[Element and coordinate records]
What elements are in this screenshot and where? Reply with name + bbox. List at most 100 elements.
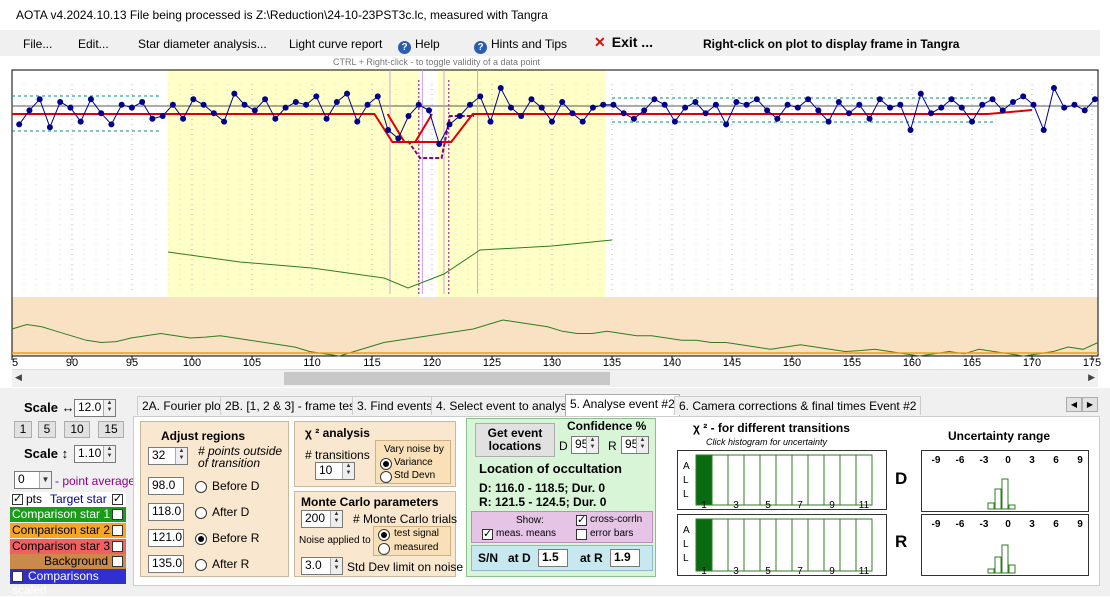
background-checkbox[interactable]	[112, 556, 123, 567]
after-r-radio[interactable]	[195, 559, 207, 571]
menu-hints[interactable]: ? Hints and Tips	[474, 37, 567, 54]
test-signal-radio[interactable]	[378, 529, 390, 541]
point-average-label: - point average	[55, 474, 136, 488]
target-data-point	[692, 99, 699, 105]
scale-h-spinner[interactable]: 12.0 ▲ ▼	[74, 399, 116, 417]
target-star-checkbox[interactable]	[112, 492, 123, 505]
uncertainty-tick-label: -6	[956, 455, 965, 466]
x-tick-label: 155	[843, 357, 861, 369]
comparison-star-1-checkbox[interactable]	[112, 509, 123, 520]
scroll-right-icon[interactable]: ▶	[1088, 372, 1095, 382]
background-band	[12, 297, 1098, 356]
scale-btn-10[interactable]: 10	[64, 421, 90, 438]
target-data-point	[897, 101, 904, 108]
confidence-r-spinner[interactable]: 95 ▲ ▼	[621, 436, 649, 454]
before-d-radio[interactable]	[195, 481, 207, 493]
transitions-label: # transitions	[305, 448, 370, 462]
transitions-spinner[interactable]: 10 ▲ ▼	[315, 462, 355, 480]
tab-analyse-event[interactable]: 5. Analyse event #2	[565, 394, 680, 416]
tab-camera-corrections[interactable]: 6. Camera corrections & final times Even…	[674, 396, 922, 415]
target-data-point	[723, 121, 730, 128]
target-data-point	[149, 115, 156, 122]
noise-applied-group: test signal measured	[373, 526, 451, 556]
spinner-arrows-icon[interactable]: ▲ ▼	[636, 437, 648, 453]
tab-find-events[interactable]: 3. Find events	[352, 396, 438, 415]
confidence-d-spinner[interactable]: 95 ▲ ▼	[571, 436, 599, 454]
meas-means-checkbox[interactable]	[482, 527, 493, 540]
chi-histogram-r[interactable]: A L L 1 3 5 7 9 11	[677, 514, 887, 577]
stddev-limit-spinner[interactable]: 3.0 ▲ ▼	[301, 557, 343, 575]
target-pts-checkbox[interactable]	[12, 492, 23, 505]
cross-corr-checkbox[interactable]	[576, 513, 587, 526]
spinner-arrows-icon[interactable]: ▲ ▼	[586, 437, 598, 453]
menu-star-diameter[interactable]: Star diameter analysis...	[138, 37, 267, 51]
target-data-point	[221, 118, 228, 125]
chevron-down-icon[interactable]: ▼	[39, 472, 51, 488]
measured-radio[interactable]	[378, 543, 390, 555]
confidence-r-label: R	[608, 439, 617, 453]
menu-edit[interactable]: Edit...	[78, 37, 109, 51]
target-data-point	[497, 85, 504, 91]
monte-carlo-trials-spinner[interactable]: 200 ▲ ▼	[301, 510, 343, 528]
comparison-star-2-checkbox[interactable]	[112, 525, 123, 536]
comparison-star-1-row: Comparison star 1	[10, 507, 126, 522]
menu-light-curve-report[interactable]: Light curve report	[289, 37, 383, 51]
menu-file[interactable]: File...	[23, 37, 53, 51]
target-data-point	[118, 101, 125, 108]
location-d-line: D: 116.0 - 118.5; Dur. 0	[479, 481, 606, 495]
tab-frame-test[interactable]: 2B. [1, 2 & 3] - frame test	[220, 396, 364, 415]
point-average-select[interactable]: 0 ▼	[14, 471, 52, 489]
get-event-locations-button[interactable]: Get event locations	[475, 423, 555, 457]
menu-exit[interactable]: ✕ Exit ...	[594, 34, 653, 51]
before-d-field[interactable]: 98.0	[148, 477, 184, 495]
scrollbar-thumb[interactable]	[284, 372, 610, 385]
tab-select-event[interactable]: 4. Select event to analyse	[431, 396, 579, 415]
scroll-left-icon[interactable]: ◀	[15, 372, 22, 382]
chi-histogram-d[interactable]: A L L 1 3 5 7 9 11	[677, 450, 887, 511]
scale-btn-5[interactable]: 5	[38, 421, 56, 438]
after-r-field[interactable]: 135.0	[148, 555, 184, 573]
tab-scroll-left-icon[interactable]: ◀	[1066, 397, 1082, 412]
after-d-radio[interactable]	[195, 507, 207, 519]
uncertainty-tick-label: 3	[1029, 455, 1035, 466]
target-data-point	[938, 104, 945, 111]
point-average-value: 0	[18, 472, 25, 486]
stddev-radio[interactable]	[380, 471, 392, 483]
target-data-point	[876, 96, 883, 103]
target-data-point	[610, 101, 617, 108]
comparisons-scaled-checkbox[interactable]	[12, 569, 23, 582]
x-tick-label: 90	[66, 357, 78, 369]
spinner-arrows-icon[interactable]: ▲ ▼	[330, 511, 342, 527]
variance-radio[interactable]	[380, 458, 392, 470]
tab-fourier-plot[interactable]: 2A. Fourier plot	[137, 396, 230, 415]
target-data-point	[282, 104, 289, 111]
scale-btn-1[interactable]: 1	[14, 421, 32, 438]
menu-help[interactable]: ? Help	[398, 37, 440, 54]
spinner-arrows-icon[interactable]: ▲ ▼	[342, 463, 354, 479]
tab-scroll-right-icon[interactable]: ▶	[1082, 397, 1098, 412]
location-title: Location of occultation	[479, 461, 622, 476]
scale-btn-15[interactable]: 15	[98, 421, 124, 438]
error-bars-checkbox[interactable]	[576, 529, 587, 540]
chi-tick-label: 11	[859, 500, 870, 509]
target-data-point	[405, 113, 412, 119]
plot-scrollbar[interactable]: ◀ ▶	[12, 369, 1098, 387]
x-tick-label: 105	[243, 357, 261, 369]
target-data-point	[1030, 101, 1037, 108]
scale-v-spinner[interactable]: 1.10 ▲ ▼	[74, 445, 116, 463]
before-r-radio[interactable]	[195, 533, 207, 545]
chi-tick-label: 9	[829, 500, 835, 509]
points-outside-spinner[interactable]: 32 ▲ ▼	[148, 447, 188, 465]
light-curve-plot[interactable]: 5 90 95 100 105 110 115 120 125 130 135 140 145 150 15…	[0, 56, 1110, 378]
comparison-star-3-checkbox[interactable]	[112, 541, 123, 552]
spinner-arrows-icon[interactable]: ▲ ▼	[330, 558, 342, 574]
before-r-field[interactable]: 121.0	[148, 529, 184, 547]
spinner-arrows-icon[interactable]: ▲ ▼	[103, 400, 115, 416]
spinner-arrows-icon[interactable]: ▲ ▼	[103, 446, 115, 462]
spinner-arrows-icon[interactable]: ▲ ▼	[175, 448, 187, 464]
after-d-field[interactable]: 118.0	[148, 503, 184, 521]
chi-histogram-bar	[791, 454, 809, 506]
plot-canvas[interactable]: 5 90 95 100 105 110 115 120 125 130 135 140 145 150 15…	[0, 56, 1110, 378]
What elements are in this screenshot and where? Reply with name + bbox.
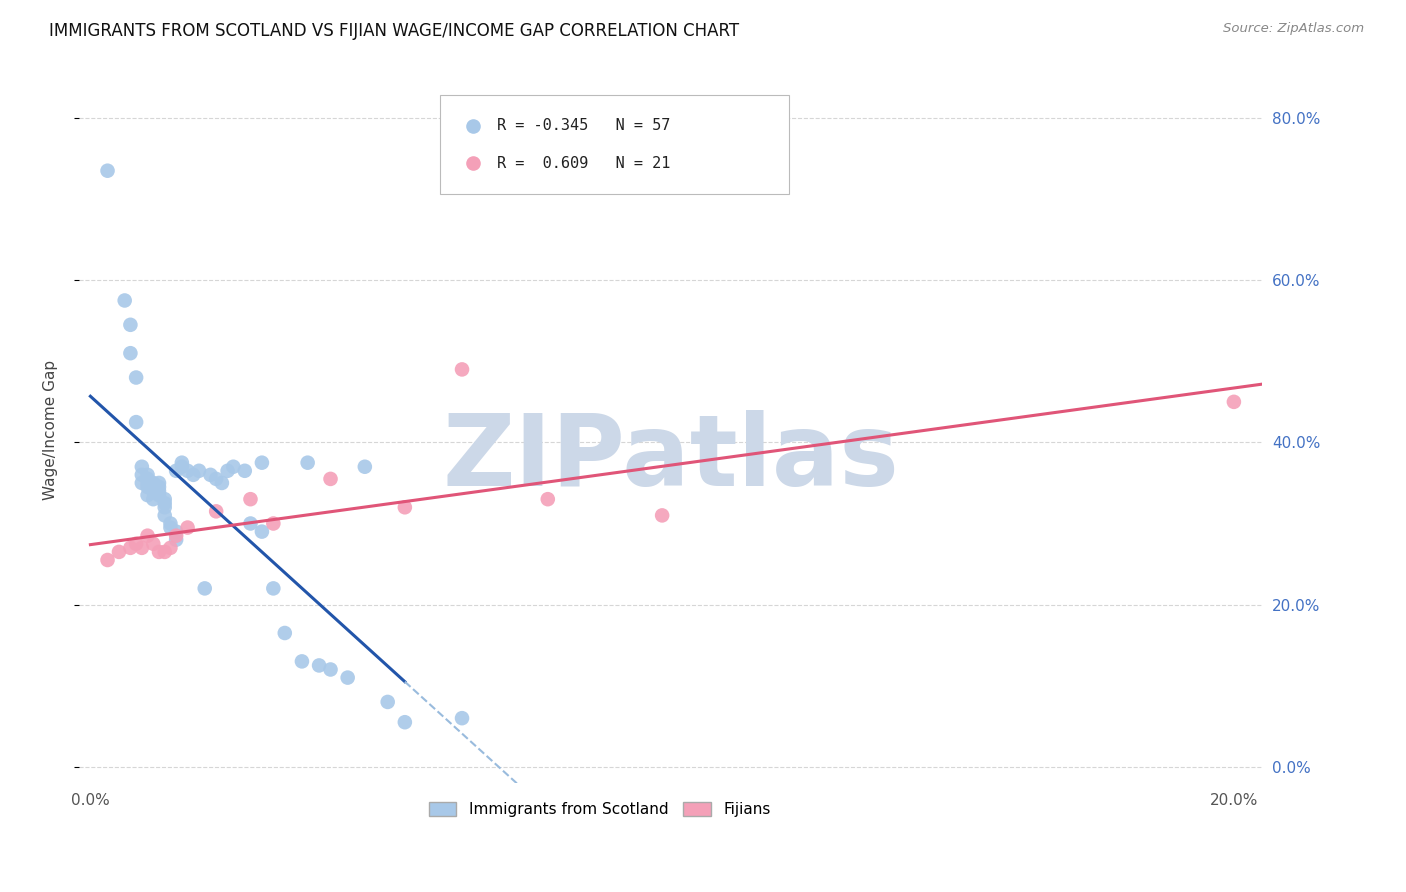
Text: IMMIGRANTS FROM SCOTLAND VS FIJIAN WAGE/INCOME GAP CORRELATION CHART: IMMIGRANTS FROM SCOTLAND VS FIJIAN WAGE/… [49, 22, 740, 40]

## WHAT THE TASK REQUIRES
Locate each line in the records above that contains the string "elements" with the same capitalization, and copy those lines.

## EXERCISE OUTPUT
What elements are in this screenshot and where? Reply with name + bbox. List at most 100 elements.
What elements are in this screenshot and where? Reply with name + bbox.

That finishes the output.